Task –
Give back every line of the material below that has the string "Hermsdorf".
═══ Material supplied
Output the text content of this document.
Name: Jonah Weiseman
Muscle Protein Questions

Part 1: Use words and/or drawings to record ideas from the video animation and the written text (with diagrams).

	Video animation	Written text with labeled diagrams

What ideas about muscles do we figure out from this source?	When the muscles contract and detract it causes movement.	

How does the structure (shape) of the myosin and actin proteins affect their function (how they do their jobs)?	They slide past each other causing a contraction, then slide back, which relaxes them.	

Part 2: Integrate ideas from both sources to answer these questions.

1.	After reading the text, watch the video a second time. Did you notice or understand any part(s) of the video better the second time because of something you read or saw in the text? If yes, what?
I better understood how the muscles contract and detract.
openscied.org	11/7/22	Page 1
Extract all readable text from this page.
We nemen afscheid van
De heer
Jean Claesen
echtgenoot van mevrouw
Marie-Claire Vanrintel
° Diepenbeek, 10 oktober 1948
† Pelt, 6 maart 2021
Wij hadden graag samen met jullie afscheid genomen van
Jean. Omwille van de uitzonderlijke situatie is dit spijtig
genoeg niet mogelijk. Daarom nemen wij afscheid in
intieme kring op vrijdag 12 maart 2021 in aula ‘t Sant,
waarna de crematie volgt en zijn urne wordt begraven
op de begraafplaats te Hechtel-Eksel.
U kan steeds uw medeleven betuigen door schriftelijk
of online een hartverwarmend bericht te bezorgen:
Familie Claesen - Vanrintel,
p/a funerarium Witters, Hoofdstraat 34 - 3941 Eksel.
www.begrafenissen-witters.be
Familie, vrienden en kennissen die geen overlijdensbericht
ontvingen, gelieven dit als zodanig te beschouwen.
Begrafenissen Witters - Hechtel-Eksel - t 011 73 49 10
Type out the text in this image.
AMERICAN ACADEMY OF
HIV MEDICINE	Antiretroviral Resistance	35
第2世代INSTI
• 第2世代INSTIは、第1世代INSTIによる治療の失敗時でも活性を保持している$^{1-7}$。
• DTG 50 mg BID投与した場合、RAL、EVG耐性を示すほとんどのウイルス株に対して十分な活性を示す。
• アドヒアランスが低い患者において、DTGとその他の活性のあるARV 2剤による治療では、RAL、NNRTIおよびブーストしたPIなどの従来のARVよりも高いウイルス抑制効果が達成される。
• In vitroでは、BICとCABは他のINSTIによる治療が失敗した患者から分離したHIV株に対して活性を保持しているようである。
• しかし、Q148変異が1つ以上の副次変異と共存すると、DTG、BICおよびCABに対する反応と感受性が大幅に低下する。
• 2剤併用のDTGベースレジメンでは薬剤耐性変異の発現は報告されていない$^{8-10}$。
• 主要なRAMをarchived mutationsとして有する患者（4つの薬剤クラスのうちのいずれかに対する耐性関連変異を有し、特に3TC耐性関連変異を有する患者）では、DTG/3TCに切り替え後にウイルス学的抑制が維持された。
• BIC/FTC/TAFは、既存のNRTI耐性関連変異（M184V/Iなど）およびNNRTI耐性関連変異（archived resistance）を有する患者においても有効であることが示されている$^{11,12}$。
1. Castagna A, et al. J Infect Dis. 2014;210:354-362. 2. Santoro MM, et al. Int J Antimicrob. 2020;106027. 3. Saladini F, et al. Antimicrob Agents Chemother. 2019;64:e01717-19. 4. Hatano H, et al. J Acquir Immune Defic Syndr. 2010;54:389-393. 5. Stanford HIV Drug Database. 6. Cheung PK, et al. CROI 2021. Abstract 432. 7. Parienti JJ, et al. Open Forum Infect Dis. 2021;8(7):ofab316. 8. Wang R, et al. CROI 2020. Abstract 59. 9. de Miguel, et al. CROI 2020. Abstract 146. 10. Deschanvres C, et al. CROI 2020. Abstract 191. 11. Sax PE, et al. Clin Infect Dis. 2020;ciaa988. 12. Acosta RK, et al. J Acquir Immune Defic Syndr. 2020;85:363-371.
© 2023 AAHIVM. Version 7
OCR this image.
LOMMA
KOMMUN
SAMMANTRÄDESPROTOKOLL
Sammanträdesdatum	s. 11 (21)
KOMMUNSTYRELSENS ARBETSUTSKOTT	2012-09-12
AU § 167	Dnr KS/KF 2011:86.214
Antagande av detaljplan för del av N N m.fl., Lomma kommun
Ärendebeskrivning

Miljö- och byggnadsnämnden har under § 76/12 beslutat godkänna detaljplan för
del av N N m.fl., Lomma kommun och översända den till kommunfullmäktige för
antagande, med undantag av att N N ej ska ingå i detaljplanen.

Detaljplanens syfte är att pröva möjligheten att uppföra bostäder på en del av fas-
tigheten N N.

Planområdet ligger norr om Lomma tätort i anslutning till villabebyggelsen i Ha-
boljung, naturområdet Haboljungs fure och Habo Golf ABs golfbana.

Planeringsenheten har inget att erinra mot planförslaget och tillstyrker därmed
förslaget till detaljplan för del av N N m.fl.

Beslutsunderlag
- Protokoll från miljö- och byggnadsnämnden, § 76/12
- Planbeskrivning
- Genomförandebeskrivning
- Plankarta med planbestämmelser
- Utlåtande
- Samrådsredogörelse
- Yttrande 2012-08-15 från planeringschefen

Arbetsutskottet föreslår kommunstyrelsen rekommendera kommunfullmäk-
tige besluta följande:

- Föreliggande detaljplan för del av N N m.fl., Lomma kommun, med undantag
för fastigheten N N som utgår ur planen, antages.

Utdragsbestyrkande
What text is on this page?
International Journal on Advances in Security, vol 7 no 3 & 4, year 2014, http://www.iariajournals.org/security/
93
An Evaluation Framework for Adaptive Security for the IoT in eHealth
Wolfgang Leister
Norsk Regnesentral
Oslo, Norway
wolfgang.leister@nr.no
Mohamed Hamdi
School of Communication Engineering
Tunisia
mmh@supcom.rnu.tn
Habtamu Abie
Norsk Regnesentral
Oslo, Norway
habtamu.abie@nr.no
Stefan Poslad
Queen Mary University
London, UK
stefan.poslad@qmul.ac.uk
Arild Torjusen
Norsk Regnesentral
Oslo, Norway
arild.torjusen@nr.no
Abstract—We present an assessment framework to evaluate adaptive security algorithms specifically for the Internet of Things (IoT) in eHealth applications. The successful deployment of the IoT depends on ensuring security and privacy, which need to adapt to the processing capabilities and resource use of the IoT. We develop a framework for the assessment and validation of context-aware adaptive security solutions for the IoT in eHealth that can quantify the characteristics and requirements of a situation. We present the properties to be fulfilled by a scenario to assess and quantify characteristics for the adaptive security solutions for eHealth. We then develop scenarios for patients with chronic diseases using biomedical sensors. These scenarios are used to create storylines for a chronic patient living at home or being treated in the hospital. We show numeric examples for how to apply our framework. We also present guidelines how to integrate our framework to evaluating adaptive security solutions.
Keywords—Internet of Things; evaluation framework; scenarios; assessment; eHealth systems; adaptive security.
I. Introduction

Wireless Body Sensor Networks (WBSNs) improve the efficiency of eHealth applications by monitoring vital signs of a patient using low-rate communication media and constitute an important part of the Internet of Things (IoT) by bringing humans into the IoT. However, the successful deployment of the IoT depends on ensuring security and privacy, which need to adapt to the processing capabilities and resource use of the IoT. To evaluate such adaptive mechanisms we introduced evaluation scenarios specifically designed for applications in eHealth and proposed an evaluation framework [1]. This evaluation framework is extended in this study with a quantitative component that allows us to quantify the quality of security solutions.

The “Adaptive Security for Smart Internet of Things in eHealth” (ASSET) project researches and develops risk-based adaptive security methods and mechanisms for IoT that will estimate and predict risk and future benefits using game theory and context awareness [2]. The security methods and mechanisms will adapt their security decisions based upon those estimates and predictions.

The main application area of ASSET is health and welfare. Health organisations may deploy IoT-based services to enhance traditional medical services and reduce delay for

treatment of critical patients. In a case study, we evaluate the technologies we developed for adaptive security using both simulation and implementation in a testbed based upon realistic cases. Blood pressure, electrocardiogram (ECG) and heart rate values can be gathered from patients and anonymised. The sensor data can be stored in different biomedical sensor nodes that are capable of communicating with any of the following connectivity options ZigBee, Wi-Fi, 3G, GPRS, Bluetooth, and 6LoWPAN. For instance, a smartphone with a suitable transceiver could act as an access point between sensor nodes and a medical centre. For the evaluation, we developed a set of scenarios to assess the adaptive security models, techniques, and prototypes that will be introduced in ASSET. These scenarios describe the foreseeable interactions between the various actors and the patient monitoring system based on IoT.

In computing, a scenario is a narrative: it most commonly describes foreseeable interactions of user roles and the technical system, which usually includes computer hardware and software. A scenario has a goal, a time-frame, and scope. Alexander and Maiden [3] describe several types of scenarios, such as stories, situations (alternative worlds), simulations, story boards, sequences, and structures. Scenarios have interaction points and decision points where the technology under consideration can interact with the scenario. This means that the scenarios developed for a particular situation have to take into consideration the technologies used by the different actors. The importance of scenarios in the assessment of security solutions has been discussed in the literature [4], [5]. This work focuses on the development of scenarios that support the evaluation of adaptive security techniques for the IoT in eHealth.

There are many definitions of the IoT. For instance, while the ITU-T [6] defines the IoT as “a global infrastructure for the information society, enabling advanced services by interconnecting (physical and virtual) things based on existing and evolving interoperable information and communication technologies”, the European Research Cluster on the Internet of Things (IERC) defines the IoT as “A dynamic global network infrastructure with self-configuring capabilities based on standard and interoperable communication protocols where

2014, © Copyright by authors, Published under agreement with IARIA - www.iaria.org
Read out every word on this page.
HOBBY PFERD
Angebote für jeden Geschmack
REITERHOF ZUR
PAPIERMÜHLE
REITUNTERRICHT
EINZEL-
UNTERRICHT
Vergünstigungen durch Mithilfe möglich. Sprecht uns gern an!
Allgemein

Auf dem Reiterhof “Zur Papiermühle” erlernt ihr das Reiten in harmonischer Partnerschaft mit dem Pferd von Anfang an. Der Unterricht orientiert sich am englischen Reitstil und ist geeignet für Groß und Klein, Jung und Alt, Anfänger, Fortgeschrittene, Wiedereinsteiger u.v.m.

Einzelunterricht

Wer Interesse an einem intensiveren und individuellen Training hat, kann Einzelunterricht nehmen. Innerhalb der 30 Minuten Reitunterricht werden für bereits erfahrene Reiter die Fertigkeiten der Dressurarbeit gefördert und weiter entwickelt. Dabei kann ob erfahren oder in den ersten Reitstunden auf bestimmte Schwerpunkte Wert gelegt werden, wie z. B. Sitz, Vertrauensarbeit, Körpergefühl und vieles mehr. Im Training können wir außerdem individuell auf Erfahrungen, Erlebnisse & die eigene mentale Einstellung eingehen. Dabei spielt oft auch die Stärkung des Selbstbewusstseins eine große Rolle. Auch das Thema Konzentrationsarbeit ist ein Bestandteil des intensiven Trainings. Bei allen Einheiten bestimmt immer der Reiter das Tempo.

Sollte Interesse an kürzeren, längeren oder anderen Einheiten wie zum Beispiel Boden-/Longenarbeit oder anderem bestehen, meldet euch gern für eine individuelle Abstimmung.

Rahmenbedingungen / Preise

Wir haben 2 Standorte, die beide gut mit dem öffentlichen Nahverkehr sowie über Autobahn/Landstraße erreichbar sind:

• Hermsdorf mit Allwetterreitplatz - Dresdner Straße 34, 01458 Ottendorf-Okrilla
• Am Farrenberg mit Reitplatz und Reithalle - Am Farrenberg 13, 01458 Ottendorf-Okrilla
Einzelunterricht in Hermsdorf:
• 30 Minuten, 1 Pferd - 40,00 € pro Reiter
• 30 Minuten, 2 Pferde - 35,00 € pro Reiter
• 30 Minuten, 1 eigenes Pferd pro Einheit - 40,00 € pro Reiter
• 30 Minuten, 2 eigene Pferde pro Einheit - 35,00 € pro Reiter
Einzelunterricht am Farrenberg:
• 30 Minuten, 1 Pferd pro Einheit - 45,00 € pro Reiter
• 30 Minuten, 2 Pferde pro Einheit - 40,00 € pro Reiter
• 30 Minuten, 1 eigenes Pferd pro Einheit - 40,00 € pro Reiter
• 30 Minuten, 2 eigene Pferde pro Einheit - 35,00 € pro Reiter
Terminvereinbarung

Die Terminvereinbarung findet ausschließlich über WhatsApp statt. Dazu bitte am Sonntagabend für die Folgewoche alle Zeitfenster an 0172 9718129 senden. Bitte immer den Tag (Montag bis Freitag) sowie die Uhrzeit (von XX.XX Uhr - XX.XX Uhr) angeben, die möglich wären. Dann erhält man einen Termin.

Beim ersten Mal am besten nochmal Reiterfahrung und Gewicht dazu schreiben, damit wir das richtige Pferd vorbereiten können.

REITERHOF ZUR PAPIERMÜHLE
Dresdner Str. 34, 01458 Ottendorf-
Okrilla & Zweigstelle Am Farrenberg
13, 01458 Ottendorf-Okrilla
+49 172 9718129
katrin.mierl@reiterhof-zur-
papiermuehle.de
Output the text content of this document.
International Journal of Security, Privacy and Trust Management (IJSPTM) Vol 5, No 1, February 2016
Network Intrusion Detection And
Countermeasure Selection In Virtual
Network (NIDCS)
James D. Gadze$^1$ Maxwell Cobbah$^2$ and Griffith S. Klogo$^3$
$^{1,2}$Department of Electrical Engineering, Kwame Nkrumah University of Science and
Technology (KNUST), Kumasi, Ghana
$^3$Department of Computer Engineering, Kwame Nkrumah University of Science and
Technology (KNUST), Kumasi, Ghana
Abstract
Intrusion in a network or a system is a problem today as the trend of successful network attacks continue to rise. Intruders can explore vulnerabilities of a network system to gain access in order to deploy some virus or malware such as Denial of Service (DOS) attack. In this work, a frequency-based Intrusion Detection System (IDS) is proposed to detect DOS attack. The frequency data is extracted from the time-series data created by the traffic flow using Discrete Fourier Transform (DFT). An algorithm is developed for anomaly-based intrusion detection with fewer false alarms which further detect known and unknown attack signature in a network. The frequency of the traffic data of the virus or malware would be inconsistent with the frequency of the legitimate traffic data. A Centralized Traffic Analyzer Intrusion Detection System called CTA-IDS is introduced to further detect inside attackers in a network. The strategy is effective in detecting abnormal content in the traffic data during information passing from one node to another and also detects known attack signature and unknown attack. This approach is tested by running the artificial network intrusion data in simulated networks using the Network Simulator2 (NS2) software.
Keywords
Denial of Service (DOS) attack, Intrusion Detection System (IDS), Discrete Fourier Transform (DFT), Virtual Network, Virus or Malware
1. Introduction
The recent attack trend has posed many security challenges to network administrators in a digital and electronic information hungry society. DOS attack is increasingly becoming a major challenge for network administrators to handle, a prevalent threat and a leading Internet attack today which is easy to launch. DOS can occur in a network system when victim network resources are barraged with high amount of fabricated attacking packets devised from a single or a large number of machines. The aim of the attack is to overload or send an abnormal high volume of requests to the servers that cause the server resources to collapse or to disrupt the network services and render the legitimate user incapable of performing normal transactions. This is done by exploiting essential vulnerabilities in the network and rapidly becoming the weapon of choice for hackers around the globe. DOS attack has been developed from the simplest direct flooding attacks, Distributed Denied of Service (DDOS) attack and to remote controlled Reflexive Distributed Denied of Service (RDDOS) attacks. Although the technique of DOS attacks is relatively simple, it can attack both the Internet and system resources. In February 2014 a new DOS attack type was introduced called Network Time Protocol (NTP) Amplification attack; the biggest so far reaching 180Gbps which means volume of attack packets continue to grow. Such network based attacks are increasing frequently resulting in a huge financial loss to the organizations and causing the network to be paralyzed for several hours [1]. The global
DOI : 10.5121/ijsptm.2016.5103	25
══════
Response –
• Hermsdorf mit Allwetterreitplatz - Dresdner Straße 34, 01458 Ottendorf-Okrilla
Einzelunterricht in Hermsdorf:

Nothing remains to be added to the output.